DIRECTIONS FOR THIS TASK =>
Count how many lines hold the word "Vance" and give that number as the whole answer.

START RECORDS TO USE

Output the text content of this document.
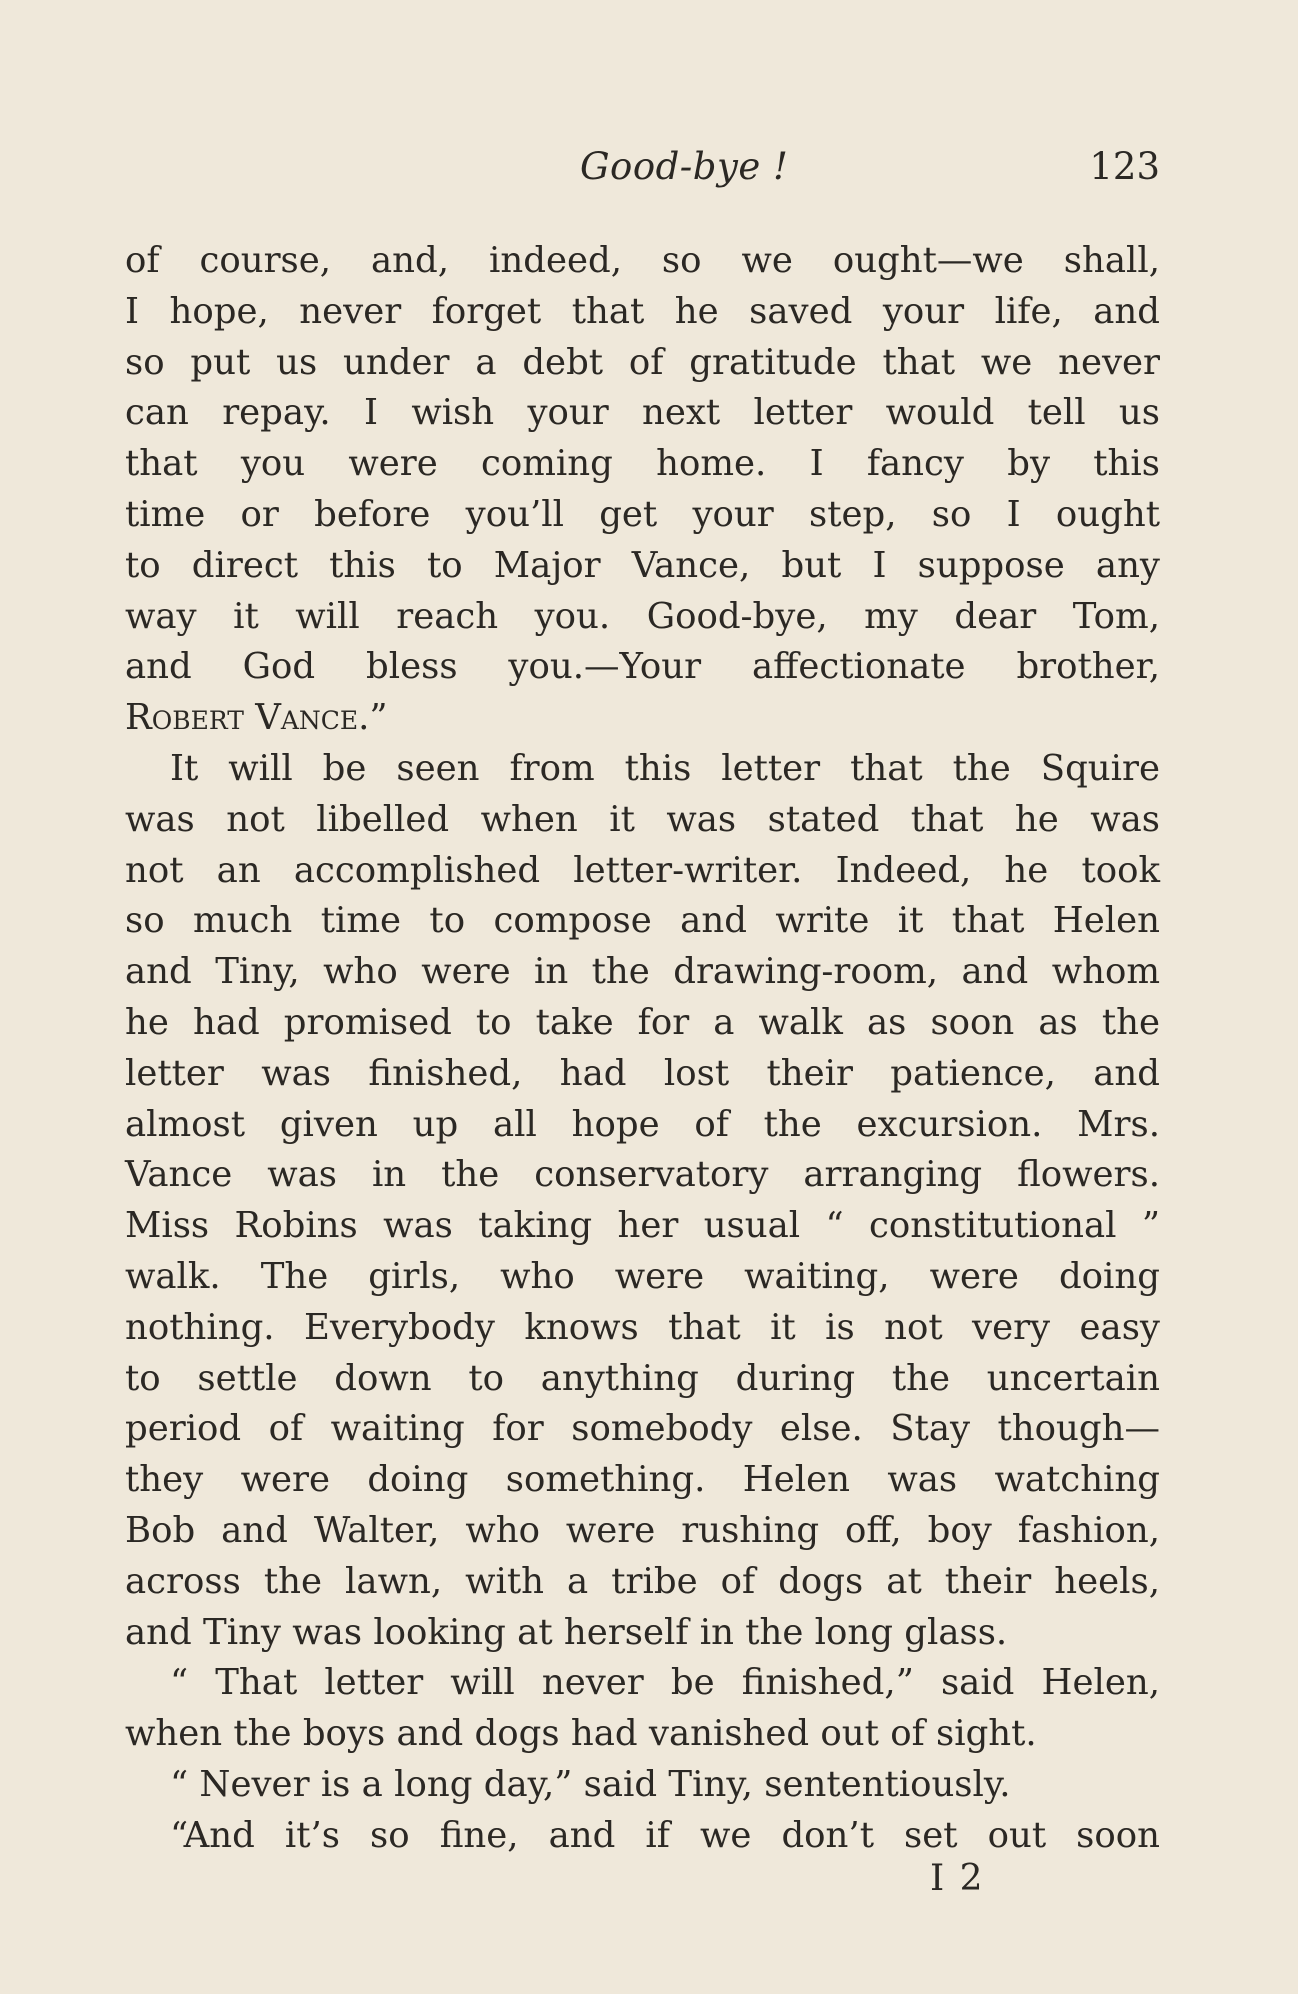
Good-bye !	123
of course, and, indeed, so we ought—we shall,
I hope, never forget that he saved your life, and
so put us under a debt of gratitude that we never
can repay. I wish your next letter would tell us
that you were coming home. I fancy by this
time or before you’ll get your step, so I ought
to direct this to Major Vance, but I suppose any
way it will reach you. Good-bye, my dear Tom,
and God bless you.—Your affectionate brother,
Robert Vance.”
It will be seen from this letter that the Squire
was not libelled when it was stated that he was
not an accomplished letter-writer. Indeed, he took
so much time to compose and write it that Helen
and Tiny, who were in the drawing-room, and whom
he had promised to take for a walk as soon as the
letter was finished, had lost their patience, and
almost given up all hope of the excursion. Mrs.
Vance was in the conservatory arranging flowers.
Miss Robins was taking her usual “ constitutional ”
walk. The girls, who were waiting, were doing
nothing. Everybody knows that it is not very easy
to settle down to anything during the uncertain
period of waiting for somebody else. Stay though—
they were doing something. Helen was watching
Bob and Walter, who were rushing off, boy fashion,
across the lawn, with a tribe of dogs at their heels,
and Tiny was looking at herself in the long glass.
“ That letter will never be finished,” said Helen,
when the boys and dogs had vanished out of sight.
“ Never is a long day,” said Tiny, sententiously.
“And it’s so fine, and if we don’t set out soon
I 2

END RECORDS TO USE

TASK OUTPUT =>
3